*DIRECTION*
Reproduce every line of the records below verbatim, keeping each character and the original line order.

— Start SUPPLIED DATA —

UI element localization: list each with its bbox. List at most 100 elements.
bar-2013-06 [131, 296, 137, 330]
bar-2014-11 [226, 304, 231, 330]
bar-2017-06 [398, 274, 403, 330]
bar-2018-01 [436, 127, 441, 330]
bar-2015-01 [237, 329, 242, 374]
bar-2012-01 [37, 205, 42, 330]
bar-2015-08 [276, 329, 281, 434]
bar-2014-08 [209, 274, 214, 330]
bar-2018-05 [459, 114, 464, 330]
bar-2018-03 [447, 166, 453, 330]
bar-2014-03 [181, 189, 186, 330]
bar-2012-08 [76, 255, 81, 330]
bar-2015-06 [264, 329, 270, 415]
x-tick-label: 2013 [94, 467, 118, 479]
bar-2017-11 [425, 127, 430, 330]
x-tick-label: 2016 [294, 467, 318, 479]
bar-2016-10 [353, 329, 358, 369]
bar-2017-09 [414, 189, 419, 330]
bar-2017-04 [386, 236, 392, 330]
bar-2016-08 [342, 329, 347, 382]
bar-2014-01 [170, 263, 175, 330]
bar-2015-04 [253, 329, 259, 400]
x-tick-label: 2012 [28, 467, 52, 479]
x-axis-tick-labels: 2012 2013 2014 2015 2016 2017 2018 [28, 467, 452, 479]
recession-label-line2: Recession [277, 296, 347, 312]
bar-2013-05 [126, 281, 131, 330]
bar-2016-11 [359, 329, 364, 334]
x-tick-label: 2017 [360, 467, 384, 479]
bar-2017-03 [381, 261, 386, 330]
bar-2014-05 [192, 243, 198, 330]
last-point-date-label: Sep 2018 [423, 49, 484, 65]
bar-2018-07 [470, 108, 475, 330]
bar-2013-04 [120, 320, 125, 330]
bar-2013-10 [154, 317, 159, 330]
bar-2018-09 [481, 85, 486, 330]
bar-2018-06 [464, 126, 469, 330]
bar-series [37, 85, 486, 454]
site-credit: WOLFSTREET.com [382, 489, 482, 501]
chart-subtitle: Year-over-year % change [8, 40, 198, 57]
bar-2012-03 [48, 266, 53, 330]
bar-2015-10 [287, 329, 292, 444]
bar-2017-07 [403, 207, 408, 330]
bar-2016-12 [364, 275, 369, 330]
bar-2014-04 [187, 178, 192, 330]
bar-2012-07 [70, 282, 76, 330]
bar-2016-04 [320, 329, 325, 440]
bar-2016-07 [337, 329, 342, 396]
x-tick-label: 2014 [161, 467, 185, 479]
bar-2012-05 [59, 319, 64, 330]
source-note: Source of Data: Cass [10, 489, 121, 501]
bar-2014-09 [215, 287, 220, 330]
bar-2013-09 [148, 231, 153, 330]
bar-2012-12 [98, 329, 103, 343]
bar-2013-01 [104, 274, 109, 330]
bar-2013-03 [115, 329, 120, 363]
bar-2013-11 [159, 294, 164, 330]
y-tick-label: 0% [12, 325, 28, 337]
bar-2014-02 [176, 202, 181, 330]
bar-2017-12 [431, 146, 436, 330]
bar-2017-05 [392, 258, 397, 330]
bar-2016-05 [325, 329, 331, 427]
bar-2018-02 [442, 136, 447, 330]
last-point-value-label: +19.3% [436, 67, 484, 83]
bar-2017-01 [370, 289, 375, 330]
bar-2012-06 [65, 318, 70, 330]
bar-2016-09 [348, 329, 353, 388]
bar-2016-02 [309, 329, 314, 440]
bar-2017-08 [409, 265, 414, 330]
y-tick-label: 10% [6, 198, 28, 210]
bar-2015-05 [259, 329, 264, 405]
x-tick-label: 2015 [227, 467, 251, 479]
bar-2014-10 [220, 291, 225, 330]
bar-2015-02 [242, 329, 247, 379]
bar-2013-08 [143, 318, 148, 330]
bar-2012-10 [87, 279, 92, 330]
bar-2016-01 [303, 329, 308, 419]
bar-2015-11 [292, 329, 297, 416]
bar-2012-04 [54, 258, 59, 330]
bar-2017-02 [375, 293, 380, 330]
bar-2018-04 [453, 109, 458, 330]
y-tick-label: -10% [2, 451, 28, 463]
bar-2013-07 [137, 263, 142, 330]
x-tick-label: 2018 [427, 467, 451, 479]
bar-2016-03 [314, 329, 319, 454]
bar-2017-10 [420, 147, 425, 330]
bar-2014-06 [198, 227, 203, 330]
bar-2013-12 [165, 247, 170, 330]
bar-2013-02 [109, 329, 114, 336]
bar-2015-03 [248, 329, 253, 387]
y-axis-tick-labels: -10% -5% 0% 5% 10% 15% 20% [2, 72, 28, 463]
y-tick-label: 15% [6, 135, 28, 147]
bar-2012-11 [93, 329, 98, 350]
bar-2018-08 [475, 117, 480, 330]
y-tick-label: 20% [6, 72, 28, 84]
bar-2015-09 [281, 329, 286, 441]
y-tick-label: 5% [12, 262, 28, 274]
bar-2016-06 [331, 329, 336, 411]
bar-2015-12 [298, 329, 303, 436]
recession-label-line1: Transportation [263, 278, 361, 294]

— End SUPPLIED DATA —

*SOLVED EXERCISE*
UI element localization: list each with its bbox. List at most 100 elements.
bar-2013-06 [131, 296, 137, 330]
bar-2014-11 [226, 304, 231, 330]
bar-2017-06 [398, 274, 403, 330]
bar-2018-01 [436, 127, 441, 330]
bar-2015-01 [237, 329, 242, 374]
bar-2012-01 [37, 205, 42, 330]
bar-2015-08 [276, 329, 281, 434]
bar-2014-08 [209, 274, 214, 330]
bar-2018-05 [459, 114, 464, 330]
bar-2018-03 [447, 166, 453, 330]
bar-2014-03 [181, 189, 186, 330]
bar-2012-08 [76, 255, 81, 330]
bar-2015-06 [264, 329, 270, 415]
x-tick-label: 2013 [94, 467, 118, 479]
bar-2017-11 [425, 127, 430, 330]
x-tick-label: 2016 [294, 467, 318, 479]
bar-2016-10 [353, 329, 358, 369]
bar-2017-09 [414, 189, 419, 330]
bar-2017-04 [386, 236, 392, 330]
bar-2016-08 [342, 329, 347, 382]
bar-2014-01 [170, 263, 175, 330]
bar-2015-04 [253, 329, 259, 400]
x-tick-label: 2012 [28, 467, 52, 479]
x-axis-tick-labels: 2012 2013 2014 2015 2016 2017 2018 [28, 467, 452, 479]
recession-label-line2: Recession [277, 296, 347, 312]
bar-2013-05 [126, 281, 131, 330]
bar-2016-11 [359, 329, 364, 334]
x-tick-label: 2017 [360, 467, 384, 479]
bar-2017-03 [381, 261, 386, 330]
bar-2014-05 [192, 243, 198, 330]
last-point-date-label: Sep 2018 [423, 49, 484, 65]
bar-2018-07 [470, 108, 475, 330]
bar-2013-04 [120, 320, 125, 330]
bar-2013-10 [154, 317, 159, 330]
bar-2018-09 [481, 85, 486, 330]
bar-2018-06 [464, 126, 469, 330]
bar-series [37, 85, 486, 454]
site-credit: WOLFSTREET.com [382, 489, 482, 501]
chart-subtitle: Year-over-year % change [8, 40, 198, 57]
bar-2012-03 [48, 266, 53, 330]
bar-2015-10 [287, 329, 292, 444]
bar-2017-07 [403, 207, 408, 330]
bar-2016-12 [364, 275, 369, 330]
bar-2014-04 [187, 178, 192, 330]
bar-2012-07 [70, 282, 76, 330]
bar-2016-04 [320, 329, 325, 440]
bar-2016-07 [337, 329, 342, 396]
x-tick-label: 2014 [161, 467, 185, 479]
bar-2012-05 [59, 319, 64, 330]
source-note: Source of Data: Cass [10, 489, 121, 501]
bar-2014-09 [215, 287, 220, 330]
bar-2013-09 [148, 231, 153, 330]
bar-2012-12 [98, 329, 103, 343]
bar-2013-01 [104, 274, 109, 330]
bar-2013-03 [115, 329, 120, 363]
bar-2013-11 [159, 294, 164, 330]
y-tick-label: 0% [12, 325, 28, 337]
bar-2014-02 [176, 202, 181, 330]
bar-2017-12 [431, 146, 436, 330]
bar-2017-05 [392, 258, 397, 330]
bar-2016-05 [325, 329, 331, 427]
bar-2018-02 [442, 136, 447, 330]
last-point-value-label: +19.3% [436, 67, 484, 83]
bar-2017-01 [370, 289, 375, 330]
bar-2012-06 [65, 318, 70, 330]
bar-2016-09 [348, 329, 353, 388]
bar-2016-02 [309, 329, 314, 440]
bar-2017-08 [409, 265, 414, 330]
y-tick-label: 10% [6, 198, 28, 210]
bar-2015-05 [259, 329, 264, 405]
x-tick-label: 2015 [227, 467, 251, 479]
bar-2014-10 [220, 291, 225, 330]
bar-2015-02 [242, 329, 247, 379]
bar-2013-08 [143, 318, 148, 330]
bar-2012-10 [87, 279, 92, 330]
bar-2016-01 [303, 329, 308, 419]
bar-2015-11 [292, 329, 297, 416]
bar-2012-04 [54, 258, 59, 330]
bar-2017-02 [375, 293, 380, 330]
bar-2018-04 [453, 109, 458, 330]
y-tick-label: -10% [2, 451, 28, 463]
bar-2013-07 [137, 263, 142, 330]
x-tick-label: 2018 [427, 467, 451, 479]
bar-2016-03 [314, 329, 319, 454]
bar-2017-10 [420, 147, 425, 330]
bar-2014-06 [198, 227, 203, 330]
bar-2013-12 [165, 247, 170, 330]
bar-2013-02 [109, 329, 114, 336]
bar-2015-03 [248, 329, 253, 387]
y-axis-tick-labels: -10% -5% 0% 5% 10% 15% 20% [2, 72, 28, 463]
y-tick-label: 15% [6, 135, 28, 147]
bar-2012-11 [93, 329, 98, 350]
bar-2018-08 [475, 117, 480, 330]
y-tick-label: 20% [6, 72, 28, 84]
bar-2015-09 [281, 329, 286, 441]
y-tick-label: 5% [12, 262, 28, 274]
bar-2016-06 [331, 329, 336, 411]
bar-2015-12 [298, 329, 303, 436]
recession-label-line1: Transportation [263, 278, 361, 294]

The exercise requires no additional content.